The South African African Rugby Board (later renamed the South African Rugby Association) was the body that governed black South African rugby union players during the apartheid era, and one of three segregated rugby unions operating during that time. The representative team of the African Rugby Board was known as the Leopards.
As with the game among whites, clubs for black and coloured players emerged before unions were established, and before that may have started in missionary schools. Black rugby received a considerable boost from the missionaries who introduced the game to their schools for indigenous peoples. A region that particularly benefitted from such intervention was the Eastern Cape, which remained the stronghold of black rugby until the present day.
Canon Robert John Mullins, headmaster of the Kaffir [sic] Institution from 1864, is usually credited as the first to introduce rugby to blacks, in the shape of his students. Mullins is the father of rugby international Cuth Mullins, who played forward for the 1896 British touring team to South Africa. The Institution was initially a branch of the all-white St Andrew's College in Grahamstown, where Mullins had been a teacher. Rugby was first played at St Andrew's in 1878.

━━━━━━━━━━

▶ TASK SET
1. According to the passage on black rugby in South Africa, what was the representative team of the African Rugby Board called?
2. Do these statements agree with the passage on black rugby in South Africa? (a) Mullins was headmaster of the Institution from 1864. (b) Cuth Mullins played as a back for the 1896 British touring team. (c) The Institution began as a branch of St Andrew's College in Grahamstown. Answer yes or no for each, quoting the words that decide it.
3. Write the next part of the passage on black rugby in South Africa, picking up after its last sentence.
These rows have no connection to the passage on black rugby in South Africa.

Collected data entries
━━━━━━━━━━

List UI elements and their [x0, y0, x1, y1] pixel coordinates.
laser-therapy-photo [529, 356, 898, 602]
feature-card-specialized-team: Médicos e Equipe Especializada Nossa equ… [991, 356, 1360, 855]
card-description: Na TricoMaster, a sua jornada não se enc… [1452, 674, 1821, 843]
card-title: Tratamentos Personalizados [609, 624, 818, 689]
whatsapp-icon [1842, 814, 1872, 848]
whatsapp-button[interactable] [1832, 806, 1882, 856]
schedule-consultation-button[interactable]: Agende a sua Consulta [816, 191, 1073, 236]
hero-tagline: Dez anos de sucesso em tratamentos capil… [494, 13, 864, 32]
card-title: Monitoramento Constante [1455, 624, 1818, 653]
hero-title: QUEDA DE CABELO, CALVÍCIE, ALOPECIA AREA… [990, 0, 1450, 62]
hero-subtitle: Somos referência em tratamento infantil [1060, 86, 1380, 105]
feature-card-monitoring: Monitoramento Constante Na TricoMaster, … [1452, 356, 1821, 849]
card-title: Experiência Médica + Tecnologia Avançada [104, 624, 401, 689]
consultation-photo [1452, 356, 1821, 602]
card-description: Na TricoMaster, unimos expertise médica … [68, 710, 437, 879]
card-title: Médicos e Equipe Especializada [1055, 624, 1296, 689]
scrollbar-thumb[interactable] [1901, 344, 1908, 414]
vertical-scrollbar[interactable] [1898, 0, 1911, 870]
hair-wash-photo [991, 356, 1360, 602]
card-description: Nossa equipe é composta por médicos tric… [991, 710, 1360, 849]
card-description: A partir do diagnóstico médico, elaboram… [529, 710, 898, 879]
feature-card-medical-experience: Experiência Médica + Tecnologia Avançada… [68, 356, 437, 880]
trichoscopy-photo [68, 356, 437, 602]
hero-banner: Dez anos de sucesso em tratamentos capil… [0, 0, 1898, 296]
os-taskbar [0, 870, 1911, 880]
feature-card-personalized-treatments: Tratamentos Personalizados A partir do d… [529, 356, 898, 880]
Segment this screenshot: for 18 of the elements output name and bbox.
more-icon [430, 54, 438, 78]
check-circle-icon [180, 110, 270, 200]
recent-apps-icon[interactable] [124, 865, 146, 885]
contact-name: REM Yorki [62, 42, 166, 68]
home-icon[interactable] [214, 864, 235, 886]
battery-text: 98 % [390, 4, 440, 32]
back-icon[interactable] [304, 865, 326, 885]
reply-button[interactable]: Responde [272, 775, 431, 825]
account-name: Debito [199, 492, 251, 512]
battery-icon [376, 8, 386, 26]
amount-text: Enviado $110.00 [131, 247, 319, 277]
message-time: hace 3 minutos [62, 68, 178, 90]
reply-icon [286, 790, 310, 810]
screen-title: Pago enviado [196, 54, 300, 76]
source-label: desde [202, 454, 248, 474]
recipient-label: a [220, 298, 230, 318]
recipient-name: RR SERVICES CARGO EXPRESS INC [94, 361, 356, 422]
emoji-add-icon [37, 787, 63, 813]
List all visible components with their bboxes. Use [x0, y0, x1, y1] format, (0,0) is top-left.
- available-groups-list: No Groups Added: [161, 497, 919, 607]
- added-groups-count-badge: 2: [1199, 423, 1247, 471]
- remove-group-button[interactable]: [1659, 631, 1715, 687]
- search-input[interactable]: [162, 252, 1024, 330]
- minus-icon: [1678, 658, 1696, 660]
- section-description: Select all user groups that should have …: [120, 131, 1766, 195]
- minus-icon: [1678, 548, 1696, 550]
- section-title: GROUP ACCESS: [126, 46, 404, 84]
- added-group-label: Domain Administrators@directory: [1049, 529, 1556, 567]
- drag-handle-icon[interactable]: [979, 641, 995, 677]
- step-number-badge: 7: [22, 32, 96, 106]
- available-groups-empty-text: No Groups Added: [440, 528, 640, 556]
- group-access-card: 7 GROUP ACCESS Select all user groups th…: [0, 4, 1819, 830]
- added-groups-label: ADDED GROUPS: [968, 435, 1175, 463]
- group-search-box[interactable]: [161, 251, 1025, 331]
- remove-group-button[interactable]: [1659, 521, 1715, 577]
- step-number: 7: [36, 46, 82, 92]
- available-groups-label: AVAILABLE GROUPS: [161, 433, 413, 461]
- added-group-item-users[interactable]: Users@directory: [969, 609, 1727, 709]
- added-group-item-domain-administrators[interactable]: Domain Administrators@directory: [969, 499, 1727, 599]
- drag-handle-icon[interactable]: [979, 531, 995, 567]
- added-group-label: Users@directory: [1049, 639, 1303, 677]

━━━━━━━━━━

▶ ANSWERS PER TASK
1. It was known as the Leopards.

2.
(a) Yes: "headmaster of the Kaffir [sic] Institution from 1864"
(b) No: "played forward for the 1896 British touring team to South Africa"
(c) Yes: "The Institution was initially a branch of the all-white St Andrew's College in Grahamstown"

3.
The earliest black rugby club probably was the Union Rugby Football Club, founded in 1887 at Port Elizabeth, with games played on the grounds where the current hospital stands. Union's first opponents were local coloured teams, but soon other black clubs were established in the city, including Orientals (founded 1894), "followed by the Morning Star, Rovers, Frontier and Spring Rose Clubs". Rovers and Union in turn had formed the Port Elizabeth Union by 1897. Inter-town contests were a fixture of black rugby before the end of the 19th century, with challenges occasionally issued via black newspapers such as the Xhosa-language Imvo Zabantsundu.
The earliest attempt to establish a national rugby governing body for players of colour was the South African Coloured Rugby Football Board (SACRFB), formed in 1897 during South Africa's British colonial period. The SACRFB emerged from a meeting of all clubs and unions called to Kimberley by the Griqualand West Colonial Rugby Football Union. Black administrators like Budlwana (Bud) Mbelle[3] had earlier persuaded Cecil John Rhodes to provide a trophy like the Currie Cup to "'all the coloured Sporting People if South Africa'". The SACRFB then organized a domestic rugby competition for the Rhodes Cup, which started in 1898 and was first won by Western Province.